--- Start of Provided information ---
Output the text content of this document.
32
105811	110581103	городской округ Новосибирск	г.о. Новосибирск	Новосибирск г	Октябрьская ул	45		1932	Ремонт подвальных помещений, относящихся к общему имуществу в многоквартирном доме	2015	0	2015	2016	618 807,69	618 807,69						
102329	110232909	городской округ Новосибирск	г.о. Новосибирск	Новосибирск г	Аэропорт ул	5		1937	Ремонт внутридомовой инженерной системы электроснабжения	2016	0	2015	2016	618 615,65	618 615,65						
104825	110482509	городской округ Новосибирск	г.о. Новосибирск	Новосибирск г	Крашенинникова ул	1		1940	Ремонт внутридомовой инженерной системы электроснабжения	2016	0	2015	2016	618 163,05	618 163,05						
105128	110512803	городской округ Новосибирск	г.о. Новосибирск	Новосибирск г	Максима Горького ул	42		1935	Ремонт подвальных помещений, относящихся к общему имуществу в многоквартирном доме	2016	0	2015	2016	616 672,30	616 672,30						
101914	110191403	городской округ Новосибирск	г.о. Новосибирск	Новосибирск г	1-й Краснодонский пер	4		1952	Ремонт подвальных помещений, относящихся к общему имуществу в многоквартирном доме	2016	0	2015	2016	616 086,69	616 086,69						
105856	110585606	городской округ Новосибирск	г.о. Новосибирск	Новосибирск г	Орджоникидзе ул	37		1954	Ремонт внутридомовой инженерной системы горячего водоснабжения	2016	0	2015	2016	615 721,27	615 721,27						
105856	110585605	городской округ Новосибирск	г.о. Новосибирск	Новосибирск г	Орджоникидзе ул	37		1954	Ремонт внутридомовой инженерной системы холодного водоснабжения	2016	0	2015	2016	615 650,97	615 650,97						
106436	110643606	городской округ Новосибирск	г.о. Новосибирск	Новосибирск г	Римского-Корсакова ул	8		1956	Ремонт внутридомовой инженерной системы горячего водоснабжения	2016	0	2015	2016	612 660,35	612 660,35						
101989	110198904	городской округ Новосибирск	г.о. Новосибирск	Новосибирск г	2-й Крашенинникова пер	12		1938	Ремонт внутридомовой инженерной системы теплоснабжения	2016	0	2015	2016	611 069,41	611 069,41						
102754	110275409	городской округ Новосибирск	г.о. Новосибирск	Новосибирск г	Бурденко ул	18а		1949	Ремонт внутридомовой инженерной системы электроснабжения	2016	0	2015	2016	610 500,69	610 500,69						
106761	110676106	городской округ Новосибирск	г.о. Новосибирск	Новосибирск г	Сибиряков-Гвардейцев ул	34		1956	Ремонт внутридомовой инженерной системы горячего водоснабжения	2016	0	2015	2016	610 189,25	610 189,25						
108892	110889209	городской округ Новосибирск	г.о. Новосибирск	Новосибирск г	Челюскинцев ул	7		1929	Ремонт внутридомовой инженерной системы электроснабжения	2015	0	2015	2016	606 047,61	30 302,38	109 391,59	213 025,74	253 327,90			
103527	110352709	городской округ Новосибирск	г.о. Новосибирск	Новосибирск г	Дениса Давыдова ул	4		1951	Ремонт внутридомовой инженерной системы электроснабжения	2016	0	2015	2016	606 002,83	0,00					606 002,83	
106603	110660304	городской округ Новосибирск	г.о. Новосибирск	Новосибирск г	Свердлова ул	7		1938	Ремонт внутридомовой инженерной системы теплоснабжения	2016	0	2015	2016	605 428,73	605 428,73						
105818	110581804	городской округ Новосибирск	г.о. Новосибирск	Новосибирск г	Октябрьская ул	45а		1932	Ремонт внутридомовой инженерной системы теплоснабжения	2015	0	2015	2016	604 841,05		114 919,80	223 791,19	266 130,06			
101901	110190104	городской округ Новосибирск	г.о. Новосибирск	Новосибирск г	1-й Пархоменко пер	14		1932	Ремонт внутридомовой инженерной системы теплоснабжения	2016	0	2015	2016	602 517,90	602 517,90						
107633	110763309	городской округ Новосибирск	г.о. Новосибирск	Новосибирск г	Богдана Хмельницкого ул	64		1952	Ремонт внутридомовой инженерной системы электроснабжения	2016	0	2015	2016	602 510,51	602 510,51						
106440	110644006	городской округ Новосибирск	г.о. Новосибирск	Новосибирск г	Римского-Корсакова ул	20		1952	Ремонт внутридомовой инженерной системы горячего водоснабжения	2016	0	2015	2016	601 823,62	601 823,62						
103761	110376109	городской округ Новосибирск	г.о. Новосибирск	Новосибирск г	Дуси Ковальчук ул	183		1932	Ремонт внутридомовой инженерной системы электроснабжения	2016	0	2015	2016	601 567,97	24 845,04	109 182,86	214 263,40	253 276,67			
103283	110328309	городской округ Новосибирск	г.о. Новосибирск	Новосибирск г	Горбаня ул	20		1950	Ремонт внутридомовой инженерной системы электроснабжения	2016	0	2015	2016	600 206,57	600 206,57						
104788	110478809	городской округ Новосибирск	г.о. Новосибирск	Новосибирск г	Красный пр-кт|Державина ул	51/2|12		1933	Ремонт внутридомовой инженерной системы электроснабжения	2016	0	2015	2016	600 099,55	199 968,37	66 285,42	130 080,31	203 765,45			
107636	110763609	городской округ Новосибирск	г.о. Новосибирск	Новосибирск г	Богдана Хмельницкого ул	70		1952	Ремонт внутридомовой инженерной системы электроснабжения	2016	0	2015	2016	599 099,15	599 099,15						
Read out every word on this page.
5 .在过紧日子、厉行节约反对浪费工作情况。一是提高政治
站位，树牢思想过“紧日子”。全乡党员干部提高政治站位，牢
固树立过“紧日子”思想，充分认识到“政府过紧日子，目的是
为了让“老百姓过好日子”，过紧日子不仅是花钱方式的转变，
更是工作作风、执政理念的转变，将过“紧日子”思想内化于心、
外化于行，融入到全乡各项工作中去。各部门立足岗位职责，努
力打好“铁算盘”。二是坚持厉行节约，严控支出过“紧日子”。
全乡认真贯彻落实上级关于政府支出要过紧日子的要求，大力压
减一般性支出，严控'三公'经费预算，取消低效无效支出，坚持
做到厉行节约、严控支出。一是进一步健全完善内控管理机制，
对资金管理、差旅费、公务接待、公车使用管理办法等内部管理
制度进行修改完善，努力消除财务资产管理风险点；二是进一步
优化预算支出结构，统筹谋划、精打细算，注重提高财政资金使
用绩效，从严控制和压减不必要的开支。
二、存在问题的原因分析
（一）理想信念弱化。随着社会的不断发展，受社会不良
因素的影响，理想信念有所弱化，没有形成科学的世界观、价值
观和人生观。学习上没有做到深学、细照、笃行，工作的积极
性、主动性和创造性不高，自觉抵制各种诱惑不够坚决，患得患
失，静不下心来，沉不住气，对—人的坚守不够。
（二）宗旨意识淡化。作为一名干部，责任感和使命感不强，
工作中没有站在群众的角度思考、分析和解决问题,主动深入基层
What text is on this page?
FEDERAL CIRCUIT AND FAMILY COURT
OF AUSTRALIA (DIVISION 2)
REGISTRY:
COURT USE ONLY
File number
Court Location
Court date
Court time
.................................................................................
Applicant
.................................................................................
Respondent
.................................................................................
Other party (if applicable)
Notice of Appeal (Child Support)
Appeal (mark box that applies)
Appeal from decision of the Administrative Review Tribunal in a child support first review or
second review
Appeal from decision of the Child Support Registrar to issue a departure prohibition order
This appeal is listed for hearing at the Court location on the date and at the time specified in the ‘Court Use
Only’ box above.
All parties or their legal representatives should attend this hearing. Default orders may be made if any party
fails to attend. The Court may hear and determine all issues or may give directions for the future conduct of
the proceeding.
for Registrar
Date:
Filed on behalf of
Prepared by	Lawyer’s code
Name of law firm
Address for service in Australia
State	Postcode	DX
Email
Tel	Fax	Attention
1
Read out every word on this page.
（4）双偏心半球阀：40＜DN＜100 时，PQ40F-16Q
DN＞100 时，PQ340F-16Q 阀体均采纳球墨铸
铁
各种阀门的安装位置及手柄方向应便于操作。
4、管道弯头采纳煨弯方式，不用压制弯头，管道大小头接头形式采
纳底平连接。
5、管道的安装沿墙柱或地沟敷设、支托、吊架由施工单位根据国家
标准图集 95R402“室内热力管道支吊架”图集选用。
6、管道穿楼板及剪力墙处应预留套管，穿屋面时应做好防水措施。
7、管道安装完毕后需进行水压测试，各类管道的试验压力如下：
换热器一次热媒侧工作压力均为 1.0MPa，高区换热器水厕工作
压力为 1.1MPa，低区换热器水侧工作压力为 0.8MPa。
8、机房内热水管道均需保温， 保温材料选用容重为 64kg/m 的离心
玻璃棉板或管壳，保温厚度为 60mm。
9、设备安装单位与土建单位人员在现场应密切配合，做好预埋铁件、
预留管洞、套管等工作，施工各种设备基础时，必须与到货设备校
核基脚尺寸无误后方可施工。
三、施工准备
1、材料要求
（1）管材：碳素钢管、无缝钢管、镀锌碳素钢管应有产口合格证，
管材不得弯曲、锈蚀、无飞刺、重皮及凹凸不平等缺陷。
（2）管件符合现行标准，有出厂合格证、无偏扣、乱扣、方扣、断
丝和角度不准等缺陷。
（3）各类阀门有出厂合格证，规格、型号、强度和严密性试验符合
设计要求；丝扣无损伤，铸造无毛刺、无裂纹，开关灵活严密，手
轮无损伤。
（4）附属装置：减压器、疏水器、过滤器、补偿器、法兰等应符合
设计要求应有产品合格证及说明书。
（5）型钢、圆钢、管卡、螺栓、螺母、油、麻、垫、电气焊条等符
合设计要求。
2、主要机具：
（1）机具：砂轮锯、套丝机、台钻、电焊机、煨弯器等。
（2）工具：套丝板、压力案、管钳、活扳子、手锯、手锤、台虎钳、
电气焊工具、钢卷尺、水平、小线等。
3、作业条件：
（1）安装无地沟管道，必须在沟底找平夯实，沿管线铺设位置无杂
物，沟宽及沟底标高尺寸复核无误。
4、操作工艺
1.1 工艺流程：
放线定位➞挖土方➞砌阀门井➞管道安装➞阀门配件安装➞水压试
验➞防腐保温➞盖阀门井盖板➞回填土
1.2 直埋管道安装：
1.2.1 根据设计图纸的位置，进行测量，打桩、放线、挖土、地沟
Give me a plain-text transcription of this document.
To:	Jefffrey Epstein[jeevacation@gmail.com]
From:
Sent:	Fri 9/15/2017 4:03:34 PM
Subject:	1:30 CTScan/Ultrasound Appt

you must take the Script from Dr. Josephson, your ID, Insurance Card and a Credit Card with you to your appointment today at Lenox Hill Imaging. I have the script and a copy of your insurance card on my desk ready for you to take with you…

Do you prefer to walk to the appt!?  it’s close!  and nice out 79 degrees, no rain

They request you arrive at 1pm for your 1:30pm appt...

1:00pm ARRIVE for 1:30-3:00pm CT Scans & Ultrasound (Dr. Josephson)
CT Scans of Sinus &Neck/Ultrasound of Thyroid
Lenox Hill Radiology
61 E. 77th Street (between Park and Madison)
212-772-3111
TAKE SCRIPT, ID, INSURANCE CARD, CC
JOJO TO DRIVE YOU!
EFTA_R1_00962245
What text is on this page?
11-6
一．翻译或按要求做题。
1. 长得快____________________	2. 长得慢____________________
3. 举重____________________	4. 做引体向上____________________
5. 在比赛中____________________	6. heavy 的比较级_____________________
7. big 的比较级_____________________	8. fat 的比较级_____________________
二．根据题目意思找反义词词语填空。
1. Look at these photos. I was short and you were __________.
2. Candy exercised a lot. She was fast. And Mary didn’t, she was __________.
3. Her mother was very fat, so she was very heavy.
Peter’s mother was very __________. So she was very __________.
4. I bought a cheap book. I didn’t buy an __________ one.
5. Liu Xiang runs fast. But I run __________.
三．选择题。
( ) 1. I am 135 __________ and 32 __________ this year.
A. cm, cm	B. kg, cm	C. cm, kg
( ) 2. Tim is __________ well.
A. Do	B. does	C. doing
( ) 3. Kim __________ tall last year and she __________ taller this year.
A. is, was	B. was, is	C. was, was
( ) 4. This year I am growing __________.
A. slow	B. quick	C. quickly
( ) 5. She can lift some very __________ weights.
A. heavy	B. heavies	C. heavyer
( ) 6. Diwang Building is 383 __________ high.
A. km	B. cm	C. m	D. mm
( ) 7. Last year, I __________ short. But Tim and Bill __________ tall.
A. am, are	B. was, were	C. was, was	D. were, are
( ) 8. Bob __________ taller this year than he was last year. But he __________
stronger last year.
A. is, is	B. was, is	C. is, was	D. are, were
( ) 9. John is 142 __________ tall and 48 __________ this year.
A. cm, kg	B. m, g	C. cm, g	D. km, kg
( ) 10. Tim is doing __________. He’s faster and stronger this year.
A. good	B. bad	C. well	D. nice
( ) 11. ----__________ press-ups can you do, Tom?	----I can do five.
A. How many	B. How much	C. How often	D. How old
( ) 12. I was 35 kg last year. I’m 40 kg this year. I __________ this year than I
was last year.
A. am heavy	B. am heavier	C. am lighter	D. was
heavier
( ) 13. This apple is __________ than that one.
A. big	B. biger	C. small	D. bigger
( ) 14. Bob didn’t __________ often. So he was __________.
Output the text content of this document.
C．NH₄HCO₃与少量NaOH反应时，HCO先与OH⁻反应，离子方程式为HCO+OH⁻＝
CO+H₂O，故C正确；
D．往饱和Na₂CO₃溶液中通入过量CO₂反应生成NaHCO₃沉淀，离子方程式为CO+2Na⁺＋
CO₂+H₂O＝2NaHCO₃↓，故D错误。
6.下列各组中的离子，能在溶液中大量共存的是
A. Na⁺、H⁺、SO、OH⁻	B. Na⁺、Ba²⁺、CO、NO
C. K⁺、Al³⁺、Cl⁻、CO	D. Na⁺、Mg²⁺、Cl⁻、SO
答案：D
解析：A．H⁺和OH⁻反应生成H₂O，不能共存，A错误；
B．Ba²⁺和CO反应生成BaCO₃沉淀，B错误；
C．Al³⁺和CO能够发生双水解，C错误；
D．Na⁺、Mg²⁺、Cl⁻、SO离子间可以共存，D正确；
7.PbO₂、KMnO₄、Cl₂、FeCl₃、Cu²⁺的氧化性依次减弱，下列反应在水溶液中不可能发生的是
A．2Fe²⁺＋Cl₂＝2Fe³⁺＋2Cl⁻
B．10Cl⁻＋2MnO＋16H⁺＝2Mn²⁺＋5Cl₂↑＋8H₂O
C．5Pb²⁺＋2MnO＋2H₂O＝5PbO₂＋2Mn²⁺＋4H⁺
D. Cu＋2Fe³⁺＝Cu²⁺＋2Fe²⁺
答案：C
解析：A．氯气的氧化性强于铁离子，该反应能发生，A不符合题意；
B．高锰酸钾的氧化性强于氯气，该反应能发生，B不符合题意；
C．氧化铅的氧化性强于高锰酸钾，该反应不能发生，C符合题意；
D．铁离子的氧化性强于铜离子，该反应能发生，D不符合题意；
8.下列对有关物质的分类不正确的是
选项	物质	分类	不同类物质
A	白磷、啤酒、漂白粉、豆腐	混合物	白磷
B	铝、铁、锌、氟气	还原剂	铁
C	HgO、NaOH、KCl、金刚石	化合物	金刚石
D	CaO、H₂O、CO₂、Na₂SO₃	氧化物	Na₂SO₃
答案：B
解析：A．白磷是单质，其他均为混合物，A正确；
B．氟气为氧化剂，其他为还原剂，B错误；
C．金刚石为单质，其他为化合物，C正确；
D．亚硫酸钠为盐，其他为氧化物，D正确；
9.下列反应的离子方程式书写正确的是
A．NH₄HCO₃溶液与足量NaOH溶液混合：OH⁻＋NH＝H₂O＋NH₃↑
--- End of Provided information ---
Using the listing above, pull out all lines that hold the word "该反应能发生".

» Finished exercise:
解析：A．氯气的氧化性强于铁离子，该反应能发生，A不符合题意；
B．高锰酸钾的氧化性强于氯气，该反应能发生，B不符合题意；
D．铁离子的氧化性强于铜离子，该反应能发生，D不符合题意；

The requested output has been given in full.